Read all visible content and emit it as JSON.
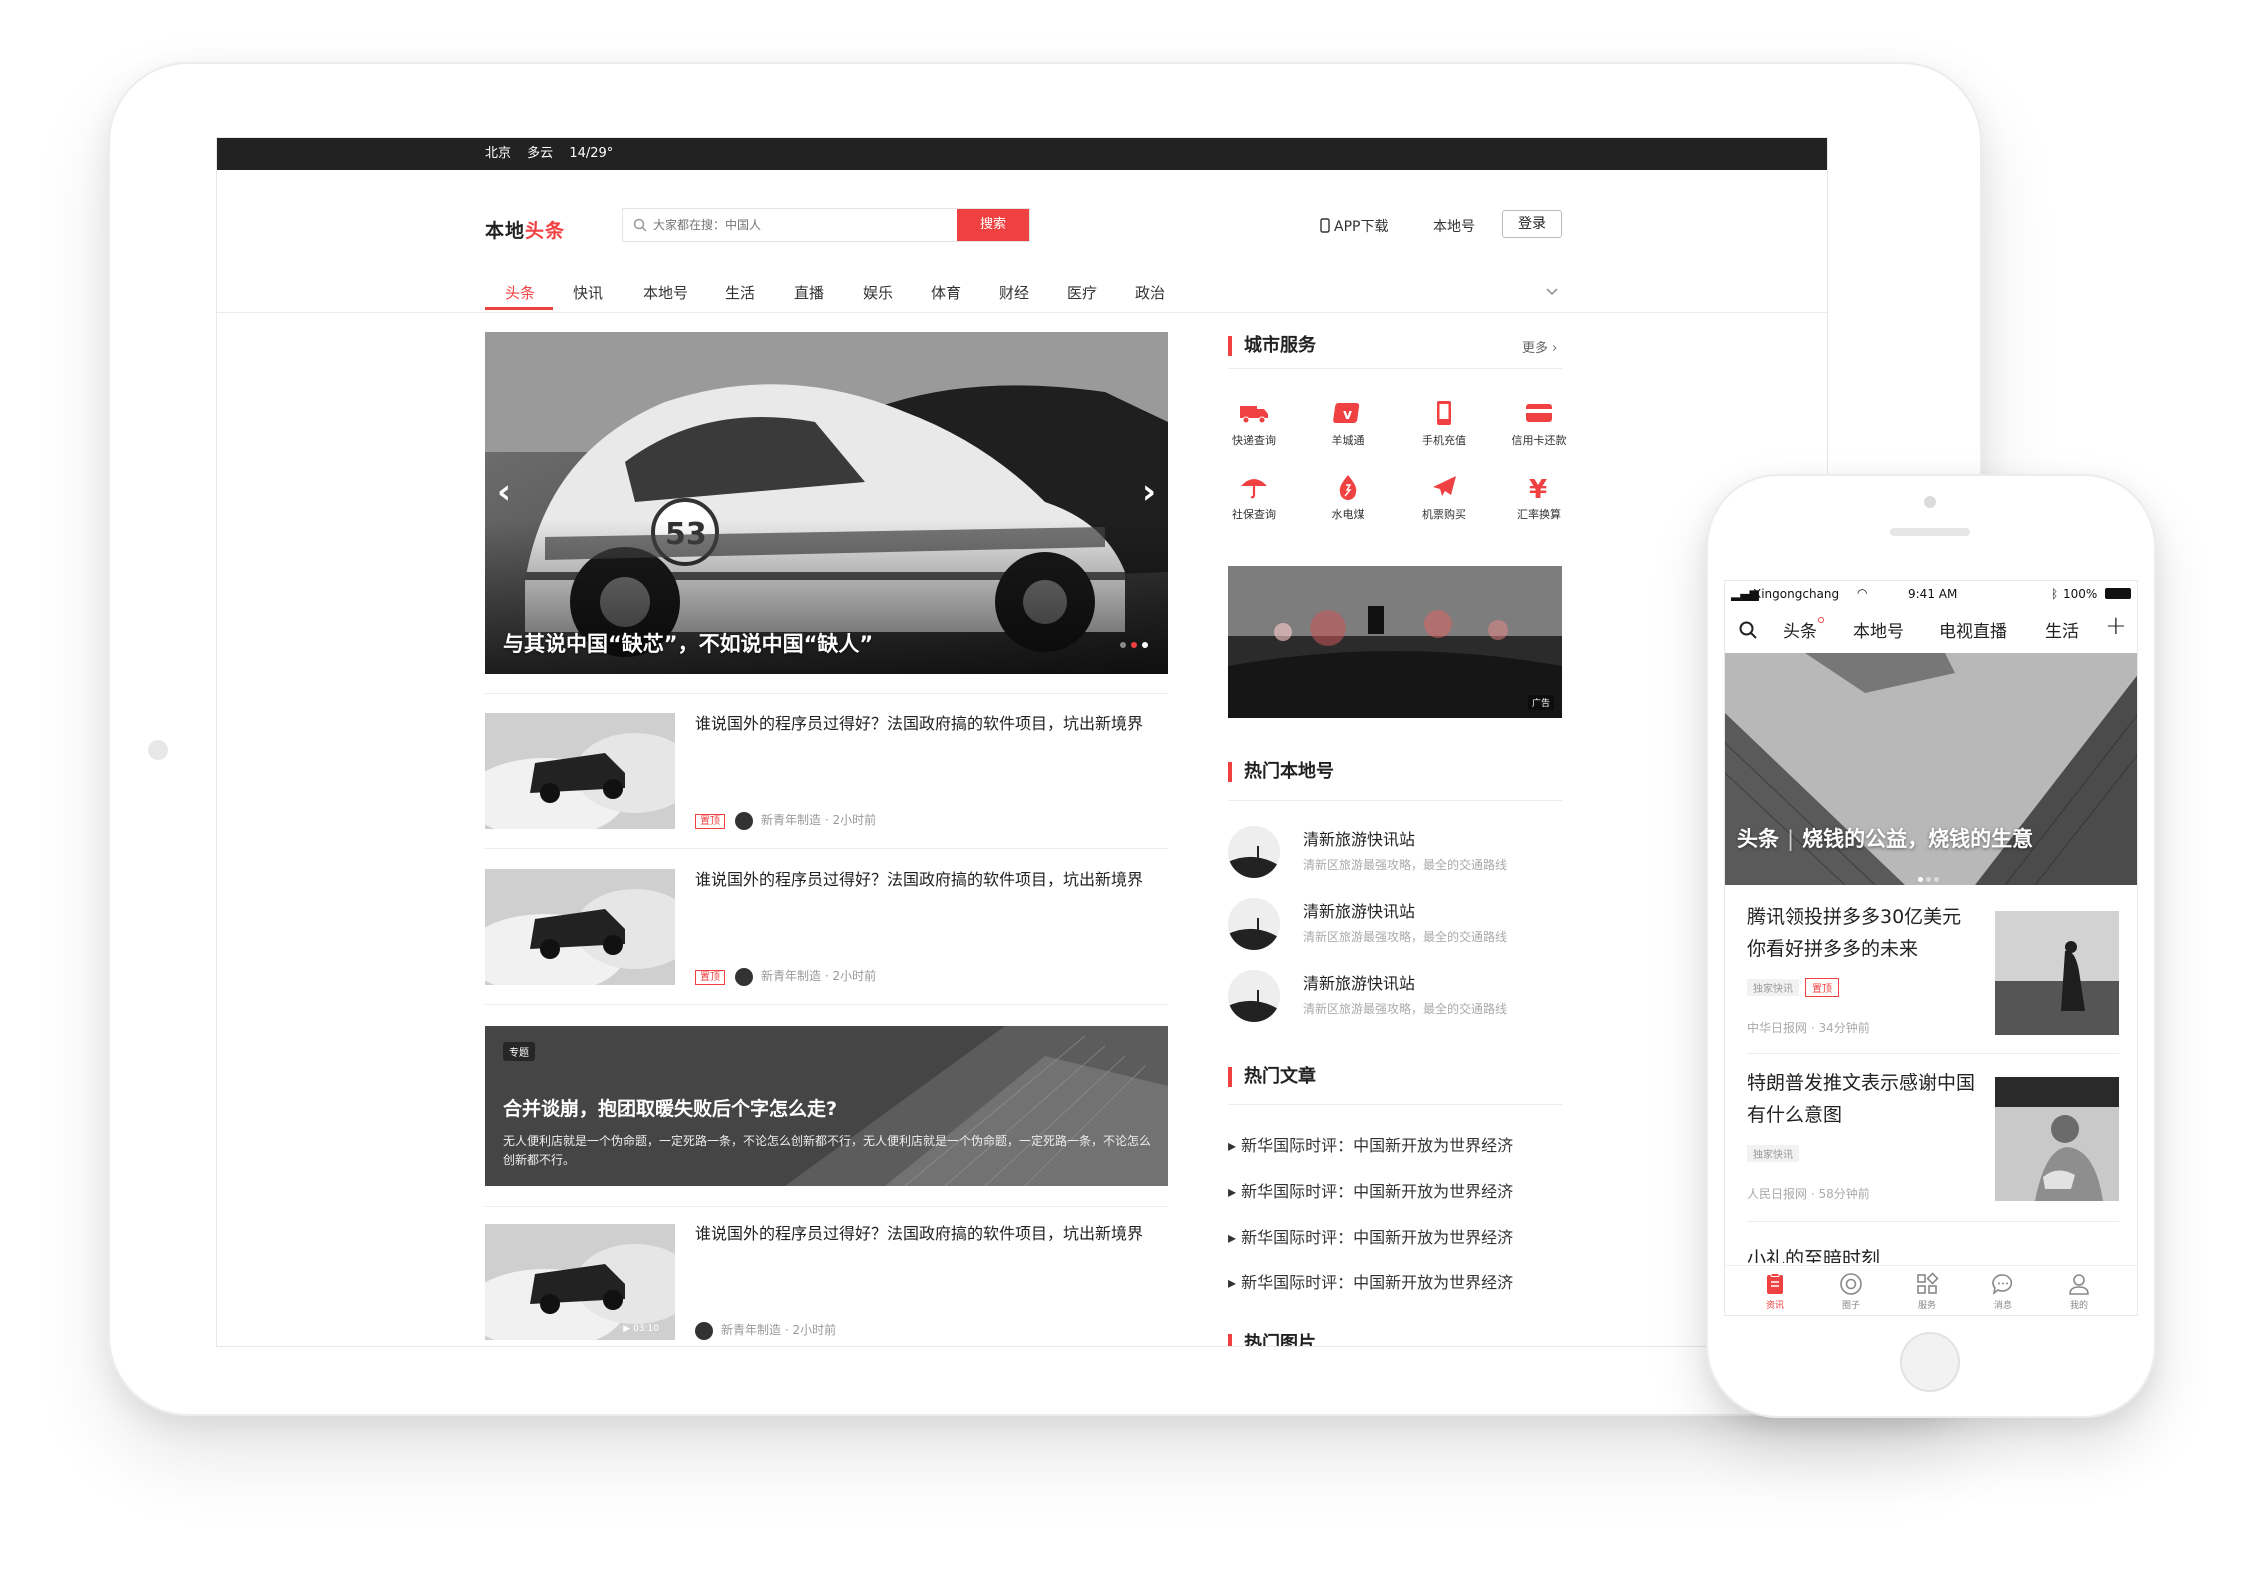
{
  "tablet": {
    "topbar": {
      "city": "北京",
      "weather": "多云",
      "temp": "14/29°"
    },
    "logo": {
      "part1": "本地",
      "part2": "头条"
    },
    "search": {
      "placeholder": "大家都在搜：中国人",
      "button": "搜索"
    },
    "header_links": {
      "app_download": "APP下载",
      "local_account": "本地号",
      "login": "登录"
    },
    "tabs": [
      "头条",
      "快讯",
      "本地号",
      "生活",
      "直播",
      "娱乐",
      "体育",
      "财经",
      "医疗",
      "政治"
    ],
    "hero": {
      "caption": "与其说中国“缺芯”，不如说中国“缺人”"
    },
    "articles": [
      {
        "title": "谁说国外的程序员过得好？法国政府搞的软件项目，坑出新境界",
        "badge": "置顶",
        "source": "新青年制造",
        "time": "2小时前"
      },
      {
        "title": "谁说国外的程序员过得好？法国政府搞的软件项目，坑出新境界",
        "badge": "置顶",
        "source": "新青年制造",
        "time": "2小时前"
      },
      {
        "title": "谁说国外的程序员过得好？法国政府搞的软件项目，坑出新境界",
        "badge": "",
        "source": "新青年制造",
        "time": "2小时前",
        "duration": "03:10"
      }
    ],
    "topic": {
      "tag": "专题",
      "title": "合并谈崩，抱团取暖失败后个字怎么走?",
      "summary": "无人便利店就是一个伪命题，一定死路一条，不论怎么创新都不行，无人便利店就是一个伪命题，一定死路一条，不论怎么创新都不行。"
    },
    "sidebar": {
      "city_services": {
        "title": "城市服务",
        "more": "更多",
        "items": [
          {
            "label": "快递查询",
            "icon": "truck-icon"
          },
          {
            "label": "羊城通",
            "icon": "card-v-icon"
          },
          {
            "label": "手机充值",
            "icon": "phone-icon"
          },
          {
            "label": "信用卡还款",
            "icon": "credit-card-icon"
          },
          {
            "label": "社保查询",
            "icon": "umbrella-icon"
          },
          {
            "label": "水电煤",
            "icon": "drop-icon"
          },
          {
            "label": "机票购买",
            "icon": "plane-icon"
          },
          {
            "label": "汇率换算",
            "icon": "yen-icon"
          }
        ]
      },
      "ad_label": "广告",
      "hot_accounts": {
        "title": "热门本地号",
        "items": [
          {
            "name": "清新旅游快讯站",
            "desc": "清新区旅游最强攻略，最全的交通路线"
          },
          {
            "name": "清新旅游快讯站",
            "desc": "清新区旅游最强攻略，最全的交通路线"
          },
          {
            "name": "清新旅游快讯站",
            "desc": "清新区旅游最强攻略，最全的交通路线"
          }
        ]
      },
      "hot_articles": {
        "title": "热门文章",
        "items": [
          "新华国际时评：中国新开放为世界经济",
          "新华国际时评：中国新开放为世界经济",
          "新华国际时评：中国新开放为世界经济",
          "新华国际时评：中国新开放为世界经济"
        ]
      },
      "hot_pictures": {
        "title": "热门图片"
      }
    }
  },
  "phone": {
    "status": {
      "carrier": "Xingongchang",
      "time": "9:41 AM",
      "battery": "100%"
    },
    "tabs": [
      "头条",
      "本地号",
      "电视直播",
      "生活"
    ],
    "hero": {
      "tag": "头条",
      "caption": "烧钱的公益，烧钱的生意"
    },
    "news": [
      {
        "title": "腾讯领投拼多多30亿美元你看好拼多多的未来",
        "tags": [
          "独家快讯",
          "置顶"
        ],
        "source": "中华日报网",
        "time": "34分钟前"
      },
      {
        "title": "特朗普发推文表示感谢中国有什么意图",
        "tags": [
          "独家快讯"
        ],
        "source": "人民日报网",
        "time": "58分钟前"
      },
      {
        "title": "小礼的至暗时刻"
      }
    ],
    "nav": [
      {
        "label": "资讯",
        "icon": "news-icon"
      },
      {
        "label": "圈子",
        "icon": "circle-icon"
      },
      {
        "label": "服务",
        "icon": "grid-icon"
      },
      {
        "label": "消息",
        "icon": "chat-icon"
      },
      {
        "label": "我的",
        "icon": "user-icon"
      }
    ]
  },
  "colors": {
    "accent": "#f04142",
    "topbar": "#222222"
  }
}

+===+

→ **PROBLEM**
Out of the records, collect only those lines that contain the string "caption".

→ **TASK SOLUTION**
      "caption": "与其说中国“缺芯”，不如说中国“缺人”"
      "caption": "烧钱的公益，烧钱的生意"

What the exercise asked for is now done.